▶ Exercise brief: Leave out the pictures and restate the rest of the data exactly.

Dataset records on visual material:
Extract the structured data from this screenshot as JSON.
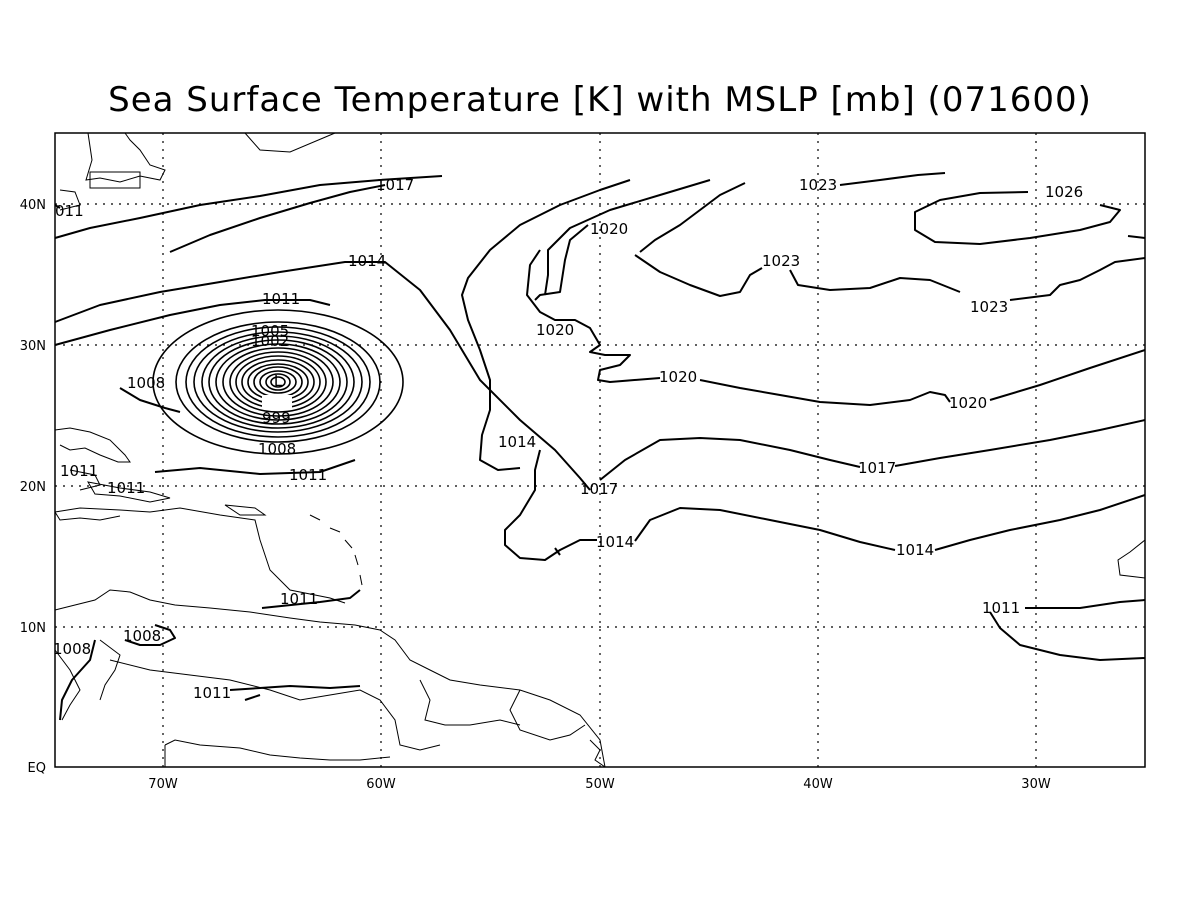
{
  "title": "Sea Surface Temperature [K] with MSLP [mb] (071600)",
  "axes": {
    "lon_ticks": [
      "70W",
      "60W",
      "50W",
      "40W",
      "30W"
    ],
    "lat_ticks": [
      "EQ",
      "10N",
      "20N",
      "30N",
      "40N"
    ]
  },
  "contour_labels": [
    "011",
    "1017",
    "1023",
    "1026",
    "1020",
    "1014",
    "1023",
    "1011",
    "1020",
    "1023",
    "1005",
    "1002",
    "1008",
    "1020",
    "1020",
    "999",
    "1014",
    "1008",
    "1011",
    "1011",
    "1017",
    "1011",
    "1017",
    "1014",
    "1014",
    "1011",
    "1011",
    "1008",
    "1008",
    "1011"
  ],
  "low_center_symbol": "L"
}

▶ The answer:
Extract the structured data from this screenshot as JSON.
{
  "title": "Sea Surface Temperature [K] with MSLP [mb] (071600)",
  "axes": {
    "lon_ticks": [
      "70W",
      "60W",
      "50W",
      "40W",
      "30W"
    ],
    "lat_ticks": [
      "EQ",
      "10N",
      "20N",
      "30N",
      "40N"
    ]
  },
  "contour_labels": [
    "011",
    "1017",
    "1023",
    "1026",
    "1020",
    "1014",
    "1023",
    "1011",
    "1020",
    "1023",
    "1005",
    "1002",
    "1008",
    "1020",
    "1020",
    "999",
    "1014",
    "1008",
    "1011",
    "1011",
    "1017",
    "1011",
    "1017",
    "1014",
    "1014",
    "1011",
    "1011",
    "1008",
    "1008",
    "1011"
  ],
  "low_center_symbol": "L"
}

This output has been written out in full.